**GOAL:**
Only the pictures stay out; every record is to be quoted exactly.
* BEGIN *
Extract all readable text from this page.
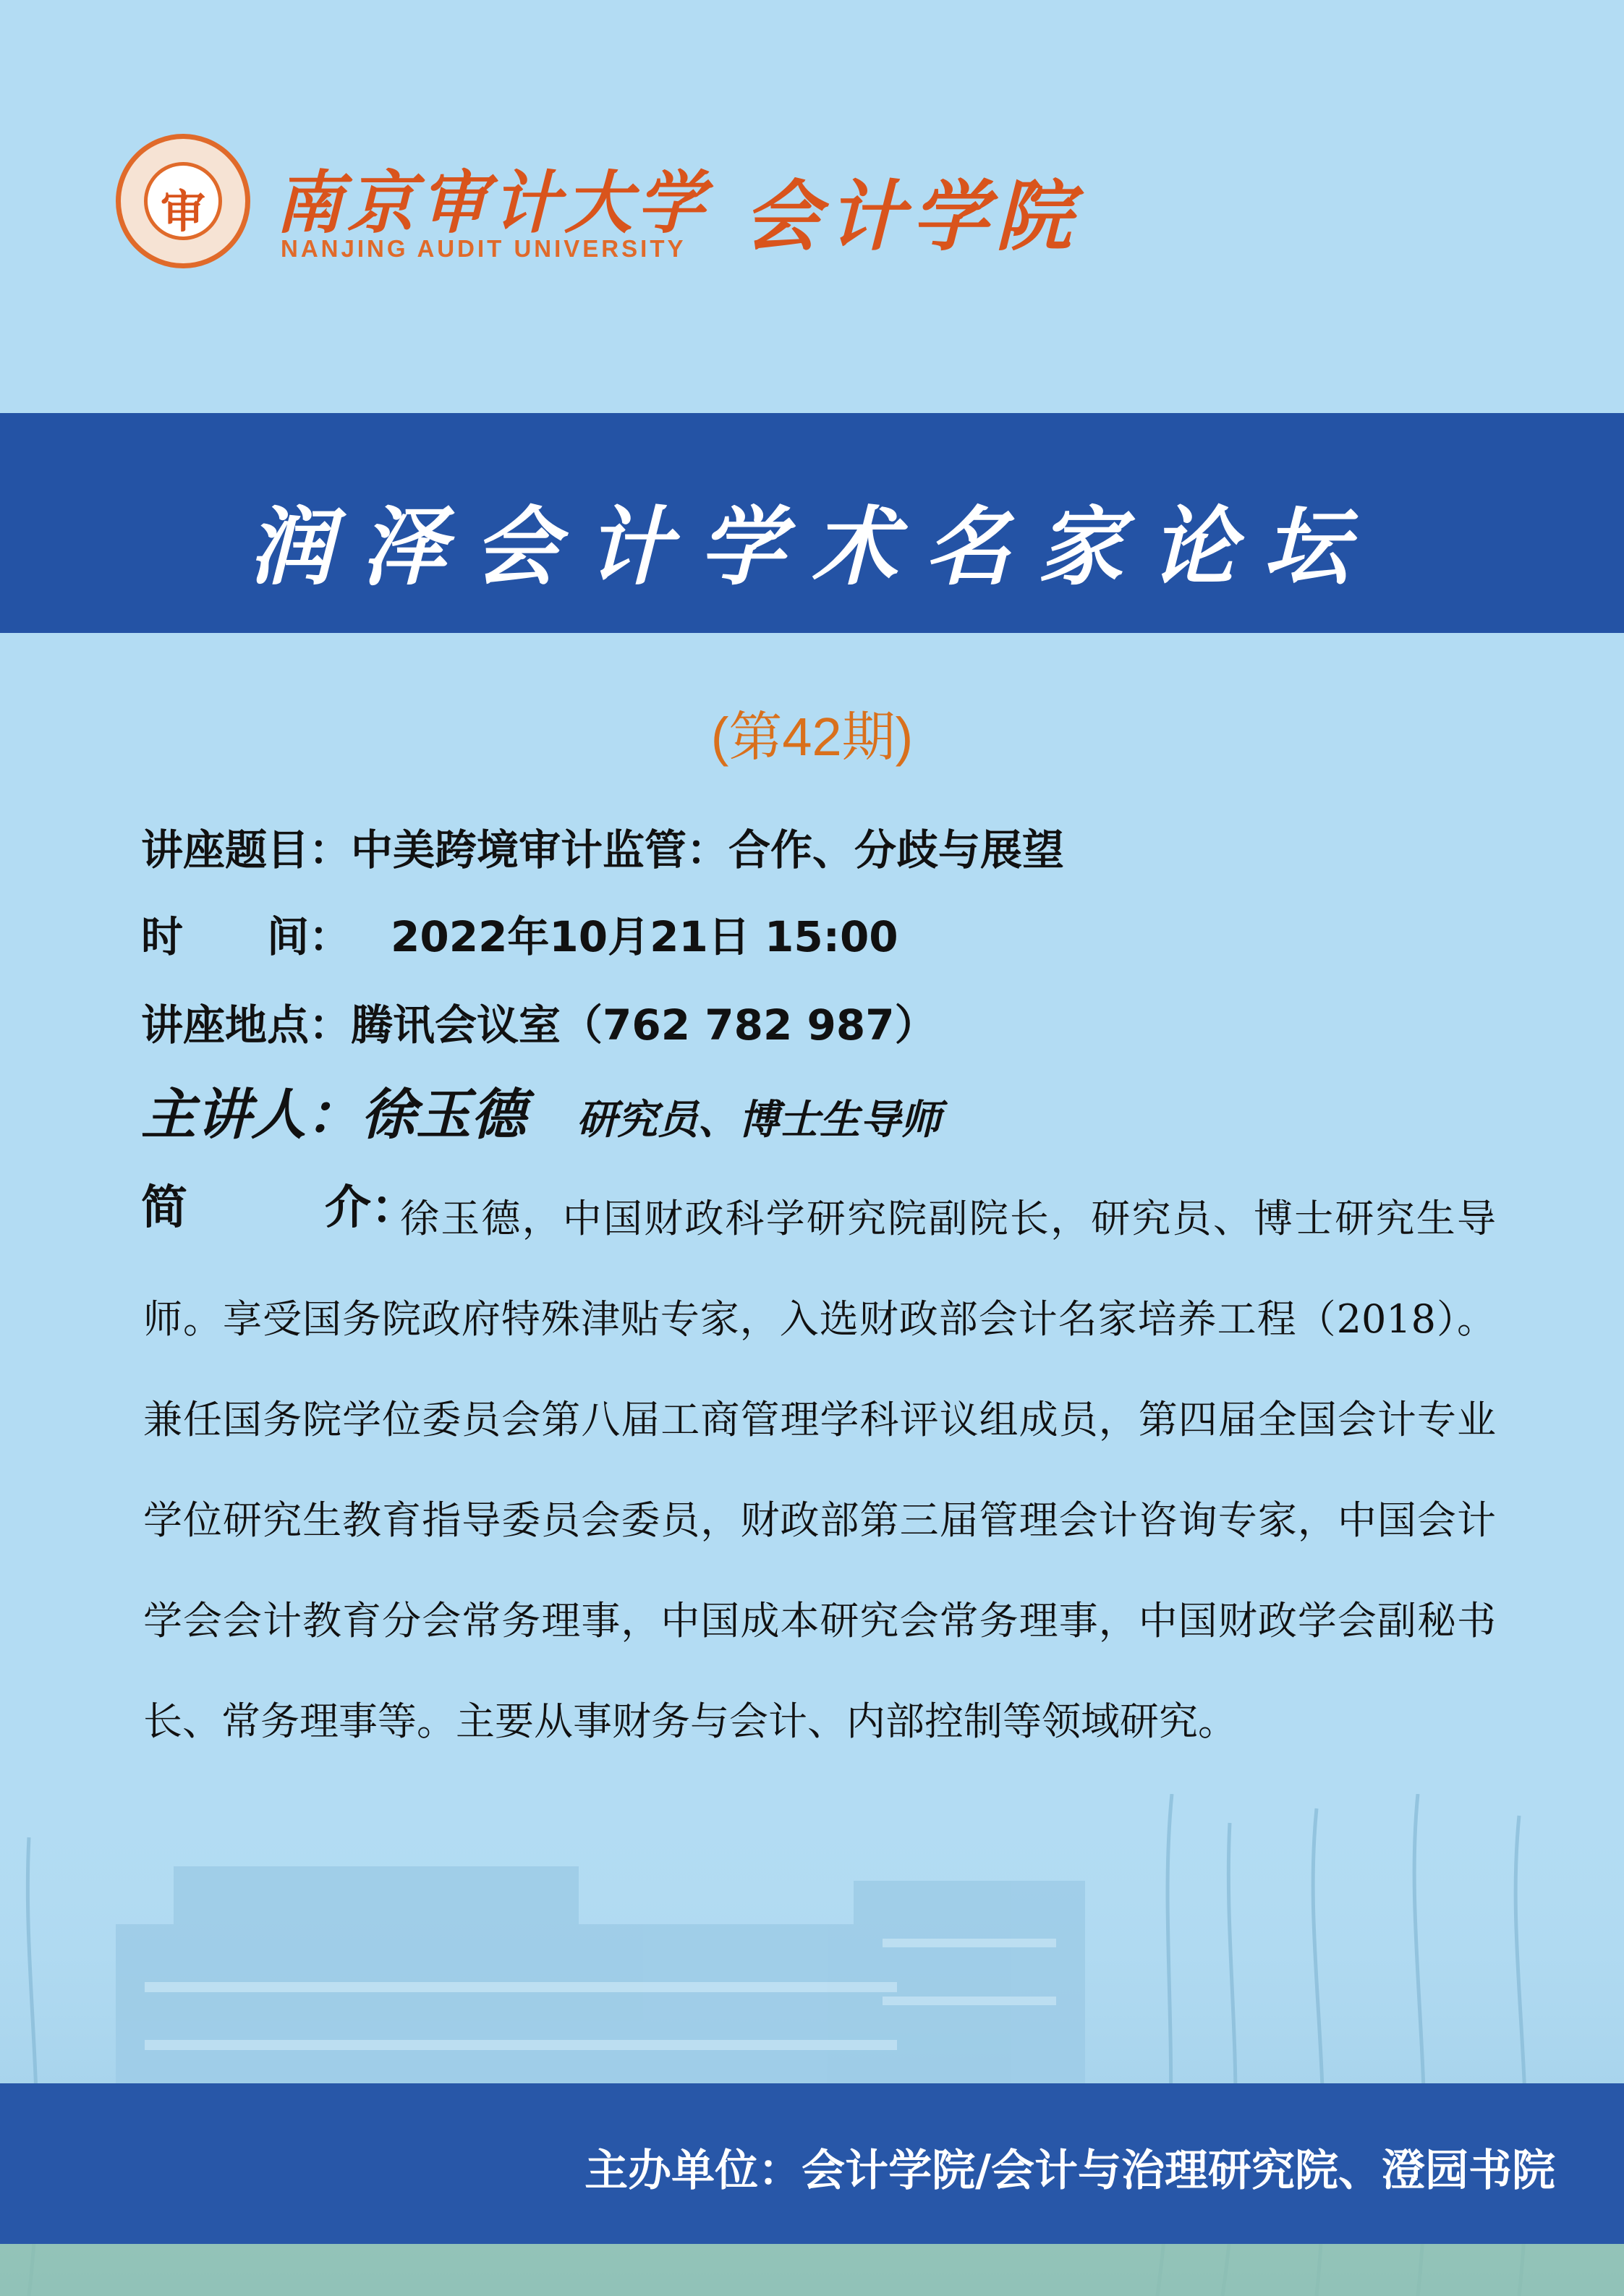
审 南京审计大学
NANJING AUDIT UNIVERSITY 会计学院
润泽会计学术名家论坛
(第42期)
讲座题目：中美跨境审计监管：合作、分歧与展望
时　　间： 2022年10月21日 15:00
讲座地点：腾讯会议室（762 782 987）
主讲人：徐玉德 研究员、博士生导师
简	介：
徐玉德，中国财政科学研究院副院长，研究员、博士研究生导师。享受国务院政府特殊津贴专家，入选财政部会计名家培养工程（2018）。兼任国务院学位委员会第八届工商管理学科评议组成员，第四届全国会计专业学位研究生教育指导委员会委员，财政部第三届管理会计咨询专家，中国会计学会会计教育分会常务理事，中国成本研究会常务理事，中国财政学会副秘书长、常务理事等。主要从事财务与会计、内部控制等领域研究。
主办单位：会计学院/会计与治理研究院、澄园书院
* END *
**SOLUTION BELOW:**
Extract all readable text from this page.
审 南京审计大学
NANJING AUDIT UNIVERSITY 会计学院
润泽会计学术名家论坛
(第42期)
讲座题目：中美跨境审计监管：合作、分歧与展望
时　　间： 2022年10月21日 15:00
讲座地点：腾讯会议室（762 782 987）
主讲人：徐玉德 研究员、博士生导师
简	介：
徐玉德，中国财政科学研究院副院长，研究员、博士研究生导师。享受国务院政府特殊津贴专家，入选财政部会计名家培养工程（2018）。兼任国务院学位委员会第八届工商管理学科评议组成员，第四届全国会计专业学位研究生教育指导委员会委员，财政部第三届管理会计咨询专家，中国会计学会会计教育分会常务理事，中国成本研究会常务理事，中国财政学会副秘书长、常务理事等。主要从事财务与会计、内部控制等领域研究。
主办单位：会计学院/会计与治理研究院、澄园书院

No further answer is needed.